● Input:
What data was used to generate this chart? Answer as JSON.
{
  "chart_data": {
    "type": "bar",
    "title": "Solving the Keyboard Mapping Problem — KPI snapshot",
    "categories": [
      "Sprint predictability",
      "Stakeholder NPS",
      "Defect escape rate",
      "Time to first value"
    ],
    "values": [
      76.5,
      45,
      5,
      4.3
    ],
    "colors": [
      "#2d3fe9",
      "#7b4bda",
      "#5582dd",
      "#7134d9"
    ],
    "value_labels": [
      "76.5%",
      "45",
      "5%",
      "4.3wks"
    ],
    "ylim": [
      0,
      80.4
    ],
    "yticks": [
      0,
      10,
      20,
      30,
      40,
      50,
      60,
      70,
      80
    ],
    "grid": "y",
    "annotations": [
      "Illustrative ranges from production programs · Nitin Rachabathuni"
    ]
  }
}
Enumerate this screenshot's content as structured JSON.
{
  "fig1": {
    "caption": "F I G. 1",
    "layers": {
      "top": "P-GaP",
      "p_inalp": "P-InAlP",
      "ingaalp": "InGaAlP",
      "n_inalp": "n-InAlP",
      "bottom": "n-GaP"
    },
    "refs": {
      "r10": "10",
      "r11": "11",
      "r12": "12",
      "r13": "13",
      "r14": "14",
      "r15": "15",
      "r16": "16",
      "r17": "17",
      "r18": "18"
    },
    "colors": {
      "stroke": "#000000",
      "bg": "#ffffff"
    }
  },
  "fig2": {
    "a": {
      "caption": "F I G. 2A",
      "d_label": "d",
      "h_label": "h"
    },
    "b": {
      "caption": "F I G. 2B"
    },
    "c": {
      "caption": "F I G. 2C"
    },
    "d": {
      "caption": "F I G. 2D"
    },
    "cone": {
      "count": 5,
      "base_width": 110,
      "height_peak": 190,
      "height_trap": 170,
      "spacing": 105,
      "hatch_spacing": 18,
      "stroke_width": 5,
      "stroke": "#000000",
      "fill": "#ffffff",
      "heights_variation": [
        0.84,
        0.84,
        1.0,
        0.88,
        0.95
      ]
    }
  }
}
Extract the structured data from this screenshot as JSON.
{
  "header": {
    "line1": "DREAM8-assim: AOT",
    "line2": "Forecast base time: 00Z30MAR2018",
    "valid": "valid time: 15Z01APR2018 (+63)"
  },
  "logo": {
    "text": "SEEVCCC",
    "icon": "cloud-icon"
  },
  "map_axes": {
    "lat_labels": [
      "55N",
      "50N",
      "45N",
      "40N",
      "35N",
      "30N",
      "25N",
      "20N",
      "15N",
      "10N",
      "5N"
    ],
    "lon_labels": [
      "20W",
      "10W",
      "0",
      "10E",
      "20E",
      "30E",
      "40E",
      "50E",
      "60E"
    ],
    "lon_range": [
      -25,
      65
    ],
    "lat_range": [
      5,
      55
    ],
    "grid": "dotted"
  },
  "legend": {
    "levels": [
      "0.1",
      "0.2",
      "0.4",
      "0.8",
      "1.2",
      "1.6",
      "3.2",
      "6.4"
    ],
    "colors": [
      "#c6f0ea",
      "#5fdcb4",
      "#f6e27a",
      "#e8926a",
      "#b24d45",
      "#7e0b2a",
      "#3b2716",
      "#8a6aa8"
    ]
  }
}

● To be done: Take each line of the material that contains the word "caption" and list it.

● Answer to this problem:
    "caption": "F I G. 1",
      "caption": "F I G. 2A",
      "caption": "F I G. 2B"
      "caption": "F I G. 2C"
      "caption": "F I G. 2D"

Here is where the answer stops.